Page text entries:
========================

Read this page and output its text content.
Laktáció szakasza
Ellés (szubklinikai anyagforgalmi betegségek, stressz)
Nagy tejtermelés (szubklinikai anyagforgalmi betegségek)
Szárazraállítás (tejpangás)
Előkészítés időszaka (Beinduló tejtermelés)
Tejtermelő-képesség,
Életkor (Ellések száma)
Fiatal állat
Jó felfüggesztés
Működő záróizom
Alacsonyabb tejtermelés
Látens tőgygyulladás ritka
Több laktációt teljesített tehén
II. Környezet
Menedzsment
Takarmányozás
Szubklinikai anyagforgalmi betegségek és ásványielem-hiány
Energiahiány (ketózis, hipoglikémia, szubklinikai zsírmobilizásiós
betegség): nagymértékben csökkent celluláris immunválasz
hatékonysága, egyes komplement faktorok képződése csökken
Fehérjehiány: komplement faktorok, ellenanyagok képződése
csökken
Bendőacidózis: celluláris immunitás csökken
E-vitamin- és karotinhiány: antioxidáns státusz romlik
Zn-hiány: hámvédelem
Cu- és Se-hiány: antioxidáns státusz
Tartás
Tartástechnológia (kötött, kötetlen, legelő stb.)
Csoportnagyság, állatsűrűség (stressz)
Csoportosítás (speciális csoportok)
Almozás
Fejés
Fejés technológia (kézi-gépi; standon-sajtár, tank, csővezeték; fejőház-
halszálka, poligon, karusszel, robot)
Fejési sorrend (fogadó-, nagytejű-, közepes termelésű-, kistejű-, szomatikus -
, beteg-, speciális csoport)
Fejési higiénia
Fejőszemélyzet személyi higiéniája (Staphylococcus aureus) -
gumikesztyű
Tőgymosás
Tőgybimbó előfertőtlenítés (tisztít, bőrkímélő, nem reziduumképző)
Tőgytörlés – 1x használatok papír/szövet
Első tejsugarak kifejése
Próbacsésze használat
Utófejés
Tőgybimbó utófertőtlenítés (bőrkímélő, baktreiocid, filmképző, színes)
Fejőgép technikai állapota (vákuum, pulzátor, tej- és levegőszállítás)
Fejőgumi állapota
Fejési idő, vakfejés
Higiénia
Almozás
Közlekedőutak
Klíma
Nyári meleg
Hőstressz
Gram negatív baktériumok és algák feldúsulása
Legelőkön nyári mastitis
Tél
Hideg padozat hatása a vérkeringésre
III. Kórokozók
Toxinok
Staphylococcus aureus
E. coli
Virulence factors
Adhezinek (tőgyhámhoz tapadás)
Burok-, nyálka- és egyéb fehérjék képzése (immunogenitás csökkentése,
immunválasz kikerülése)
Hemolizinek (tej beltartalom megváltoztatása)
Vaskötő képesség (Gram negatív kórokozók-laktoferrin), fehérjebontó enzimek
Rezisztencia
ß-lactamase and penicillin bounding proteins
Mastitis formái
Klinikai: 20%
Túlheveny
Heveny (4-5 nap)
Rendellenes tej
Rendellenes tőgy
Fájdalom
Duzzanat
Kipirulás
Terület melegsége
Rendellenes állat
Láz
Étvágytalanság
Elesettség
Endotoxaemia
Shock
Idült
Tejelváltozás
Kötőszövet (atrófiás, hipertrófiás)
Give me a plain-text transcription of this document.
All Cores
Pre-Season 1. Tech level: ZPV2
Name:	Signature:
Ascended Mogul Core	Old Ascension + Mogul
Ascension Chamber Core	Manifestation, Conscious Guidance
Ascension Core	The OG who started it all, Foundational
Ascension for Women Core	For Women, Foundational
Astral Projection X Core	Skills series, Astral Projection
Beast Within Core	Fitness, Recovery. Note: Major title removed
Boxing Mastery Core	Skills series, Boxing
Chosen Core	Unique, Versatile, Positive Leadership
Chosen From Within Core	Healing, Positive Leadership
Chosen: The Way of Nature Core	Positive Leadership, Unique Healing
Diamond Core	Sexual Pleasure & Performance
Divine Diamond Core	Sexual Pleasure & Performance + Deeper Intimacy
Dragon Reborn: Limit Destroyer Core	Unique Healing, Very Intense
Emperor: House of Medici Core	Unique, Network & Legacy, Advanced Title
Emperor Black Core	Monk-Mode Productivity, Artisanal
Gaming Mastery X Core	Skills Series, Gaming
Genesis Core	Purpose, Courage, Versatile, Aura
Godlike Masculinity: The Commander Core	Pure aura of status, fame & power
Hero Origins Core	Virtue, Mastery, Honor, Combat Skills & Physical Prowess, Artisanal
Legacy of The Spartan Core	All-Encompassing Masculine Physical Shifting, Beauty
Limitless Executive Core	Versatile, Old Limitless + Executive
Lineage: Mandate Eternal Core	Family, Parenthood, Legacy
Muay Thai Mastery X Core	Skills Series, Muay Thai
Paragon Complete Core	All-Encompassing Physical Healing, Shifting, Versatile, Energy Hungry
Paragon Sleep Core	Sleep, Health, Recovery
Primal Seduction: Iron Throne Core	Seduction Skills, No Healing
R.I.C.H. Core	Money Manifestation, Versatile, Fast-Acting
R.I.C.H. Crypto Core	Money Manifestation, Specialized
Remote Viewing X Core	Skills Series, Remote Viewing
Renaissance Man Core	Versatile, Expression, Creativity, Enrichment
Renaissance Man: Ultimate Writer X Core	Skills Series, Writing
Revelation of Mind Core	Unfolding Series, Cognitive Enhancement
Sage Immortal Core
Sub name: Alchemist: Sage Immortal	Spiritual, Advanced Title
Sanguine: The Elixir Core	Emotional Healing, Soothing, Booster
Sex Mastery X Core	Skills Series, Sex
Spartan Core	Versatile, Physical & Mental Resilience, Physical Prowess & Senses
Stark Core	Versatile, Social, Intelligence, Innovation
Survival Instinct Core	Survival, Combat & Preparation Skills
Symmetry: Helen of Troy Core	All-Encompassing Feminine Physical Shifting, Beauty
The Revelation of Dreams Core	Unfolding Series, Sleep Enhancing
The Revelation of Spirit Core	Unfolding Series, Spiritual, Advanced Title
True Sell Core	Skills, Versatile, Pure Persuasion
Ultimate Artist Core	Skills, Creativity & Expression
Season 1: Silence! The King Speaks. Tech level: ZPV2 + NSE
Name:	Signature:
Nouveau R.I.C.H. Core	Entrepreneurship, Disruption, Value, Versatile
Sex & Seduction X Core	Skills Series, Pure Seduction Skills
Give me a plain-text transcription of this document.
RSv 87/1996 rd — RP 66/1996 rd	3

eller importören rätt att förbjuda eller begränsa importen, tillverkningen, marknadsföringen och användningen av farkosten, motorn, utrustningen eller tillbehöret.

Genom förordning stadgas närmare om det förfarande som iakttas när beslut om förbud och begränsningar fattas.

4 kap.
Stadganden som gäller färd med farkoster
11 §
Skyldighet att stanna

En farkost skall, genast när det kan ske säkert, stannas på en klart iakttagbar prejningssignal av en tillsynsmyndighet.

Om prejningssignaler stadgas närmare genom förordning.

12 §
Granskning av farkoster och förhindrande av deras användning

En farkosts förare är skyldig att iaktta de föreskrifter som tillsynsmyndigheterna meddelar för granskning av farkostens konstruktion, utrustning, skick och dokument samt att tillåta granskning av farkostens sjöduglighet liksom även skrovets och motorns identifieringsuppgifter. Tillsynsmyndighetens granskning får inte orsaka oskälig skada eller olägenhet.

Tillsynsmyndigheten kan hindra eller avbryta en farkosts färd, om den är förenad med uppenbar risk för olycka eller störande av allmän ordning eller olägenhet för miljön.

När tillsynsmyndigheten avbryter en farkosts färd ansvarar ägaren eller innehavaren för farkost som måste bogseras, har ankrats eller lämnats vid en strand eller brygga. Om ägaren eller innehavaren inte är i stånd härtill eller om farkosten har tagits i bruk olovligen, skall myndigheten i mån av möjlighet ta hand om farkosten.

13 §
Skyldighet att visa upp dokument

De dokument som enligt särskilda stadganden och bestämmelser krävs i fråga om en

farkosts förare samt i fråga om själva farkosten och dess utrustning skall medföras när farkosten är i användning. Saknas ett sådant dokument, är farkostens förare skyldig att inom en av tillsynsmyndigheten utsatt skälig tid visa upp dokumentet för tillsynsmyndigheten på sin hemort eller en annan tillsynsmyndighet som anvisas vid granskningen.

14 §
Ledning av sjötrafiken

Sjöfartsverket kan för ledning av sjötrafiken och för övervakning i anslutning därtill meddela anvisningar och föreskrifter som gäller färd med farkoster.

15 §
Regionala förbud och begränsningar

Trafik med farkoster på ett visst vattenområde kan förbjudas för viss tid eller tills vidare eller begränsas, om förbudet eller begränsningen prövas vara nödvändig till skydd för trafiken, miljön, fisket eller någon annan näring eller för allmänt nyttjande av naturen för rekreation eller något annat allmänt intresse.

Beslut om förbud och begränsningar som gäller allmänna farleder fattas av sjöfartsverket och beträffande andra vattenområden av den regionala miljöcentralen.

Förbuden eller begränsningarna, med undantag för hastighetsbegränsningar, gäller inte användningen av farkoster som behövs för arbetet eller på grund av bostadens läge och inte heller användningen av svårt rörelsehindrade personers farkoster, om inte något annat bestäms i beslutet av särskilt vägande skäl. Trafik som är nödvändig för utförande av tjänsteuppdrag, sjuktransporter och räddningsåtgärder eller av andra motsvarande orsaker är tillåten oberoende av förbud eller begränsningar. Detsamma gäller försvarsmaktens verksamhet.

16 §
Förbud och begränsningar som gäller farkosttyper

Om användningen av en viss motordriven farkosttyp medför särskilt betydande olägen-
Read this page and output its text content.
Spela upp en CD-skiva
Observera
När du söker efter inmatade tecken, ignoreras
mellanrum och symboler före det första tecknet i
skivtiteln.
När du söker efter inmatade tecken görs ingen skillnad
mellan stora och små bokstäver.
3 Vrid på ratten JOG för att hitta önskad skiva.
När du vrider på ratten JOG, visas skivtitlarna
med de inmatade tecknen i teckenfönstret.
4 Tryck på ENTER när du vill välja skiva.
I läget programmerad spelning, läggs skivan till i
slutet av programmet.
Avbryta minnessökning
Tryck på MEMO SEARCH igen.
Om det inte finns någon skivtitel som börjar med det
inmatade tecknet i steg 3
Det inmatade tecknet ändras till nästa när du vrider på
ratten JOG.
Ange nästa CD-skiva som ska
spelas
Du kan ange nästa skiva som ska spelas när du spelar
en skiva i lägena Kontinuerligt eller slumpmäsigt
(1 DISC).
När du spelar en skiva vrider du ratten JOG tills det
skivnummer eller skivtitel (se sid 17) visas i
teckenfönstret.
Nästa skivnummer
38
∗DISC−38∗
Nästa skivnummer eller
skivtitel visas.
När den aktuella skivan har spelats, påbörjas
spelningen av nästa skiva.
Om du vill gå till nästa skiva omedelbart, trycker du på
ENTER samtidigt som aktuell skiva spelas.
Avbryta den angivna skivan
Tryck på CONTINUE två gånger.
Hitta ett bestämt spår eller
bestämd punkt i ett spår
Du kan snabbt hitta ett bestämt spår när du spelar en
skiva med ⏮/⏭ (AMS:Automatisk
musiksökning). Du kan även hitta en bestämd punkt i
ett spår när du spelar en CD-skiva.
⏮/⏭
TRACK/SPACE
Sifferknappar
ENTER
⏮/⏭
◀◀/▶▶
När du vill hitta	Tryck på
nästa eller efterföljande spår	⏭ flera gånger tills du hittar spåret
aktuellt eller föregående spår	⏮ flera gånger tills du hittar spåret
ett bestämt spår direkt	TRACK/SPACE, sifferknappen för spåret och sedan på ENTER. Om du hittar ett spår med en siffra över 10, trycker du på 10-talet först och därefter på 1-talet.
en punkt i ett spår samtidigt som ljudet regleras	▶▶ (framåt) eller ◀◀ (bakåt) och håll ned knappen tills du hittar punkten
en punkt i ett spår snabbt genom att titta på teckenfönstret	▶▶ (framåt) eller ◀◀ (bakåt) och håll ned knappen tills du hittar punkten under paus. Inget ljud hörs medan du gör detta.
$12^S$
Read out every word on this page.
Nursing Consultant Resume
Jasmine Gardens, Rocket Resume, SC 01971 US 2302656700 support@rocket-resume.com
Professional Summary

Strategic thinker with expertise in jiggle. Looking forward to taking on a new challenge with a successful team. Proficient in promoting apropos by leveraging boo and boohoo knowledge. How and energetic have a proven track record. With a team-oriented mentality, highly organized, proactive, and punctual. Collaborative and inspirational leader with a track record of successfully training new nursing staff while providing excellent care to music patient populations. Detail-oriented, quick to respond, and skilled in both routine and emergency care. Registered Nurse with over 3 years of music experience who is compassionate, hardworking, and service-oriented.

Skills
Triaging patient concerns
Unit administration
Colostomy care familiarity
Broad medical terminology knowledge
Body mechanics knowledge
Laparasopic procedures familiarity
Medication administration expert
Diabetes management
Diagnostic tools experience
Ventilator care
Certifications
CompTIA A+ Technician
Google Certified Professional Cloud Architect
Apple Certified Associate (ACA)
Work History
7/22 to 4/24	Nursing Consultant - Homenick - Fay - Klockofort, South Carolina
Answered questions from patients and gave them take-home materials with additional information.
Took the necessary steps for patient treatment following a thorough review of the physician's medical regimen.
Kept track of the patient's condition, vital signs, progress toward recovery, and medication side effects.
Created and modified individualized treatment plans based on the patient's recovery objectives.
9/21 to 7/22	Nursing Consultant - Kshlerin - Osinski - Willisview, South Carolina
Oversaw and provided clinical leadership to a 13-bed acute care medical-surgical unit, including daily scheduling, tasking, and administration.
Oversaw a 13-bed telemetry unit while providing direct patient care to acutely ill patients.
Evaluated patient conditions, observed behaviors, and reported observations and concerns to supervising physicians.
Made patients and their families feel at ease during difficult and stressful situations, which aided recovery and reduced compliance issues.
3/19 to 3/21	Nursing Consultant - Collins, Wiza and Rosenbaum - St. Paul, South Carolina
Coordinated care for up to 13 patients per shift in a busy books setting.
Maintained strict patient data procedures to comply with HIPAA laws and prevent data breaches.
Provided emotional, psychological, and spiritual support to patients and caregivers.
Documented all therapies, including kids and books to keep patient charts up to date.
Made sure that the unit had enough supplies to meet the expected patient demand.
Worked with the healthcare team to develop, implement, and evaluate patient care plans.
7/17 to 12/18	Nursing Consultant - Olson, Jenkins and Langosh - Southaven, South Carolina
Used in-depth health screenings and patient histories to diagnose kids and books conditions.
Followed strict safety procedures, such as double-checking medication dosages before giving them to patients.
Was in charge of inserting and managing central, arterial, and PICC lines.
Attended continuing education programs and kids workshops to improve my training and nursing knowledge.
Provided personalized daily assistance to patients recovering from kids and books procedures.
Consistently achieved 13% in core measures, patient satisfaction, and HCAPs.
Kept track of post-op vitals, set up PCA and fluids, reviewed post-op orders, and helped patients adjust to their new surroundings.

========================

Task to carry out → Read through the entries and copy every line that includes "negatív".

Response →
Gram negatív baktériumok és algák feldúsulása
Vaskötő képesség (Gram negatív kórokozók-laktoferrin), fehérjebontó enzimek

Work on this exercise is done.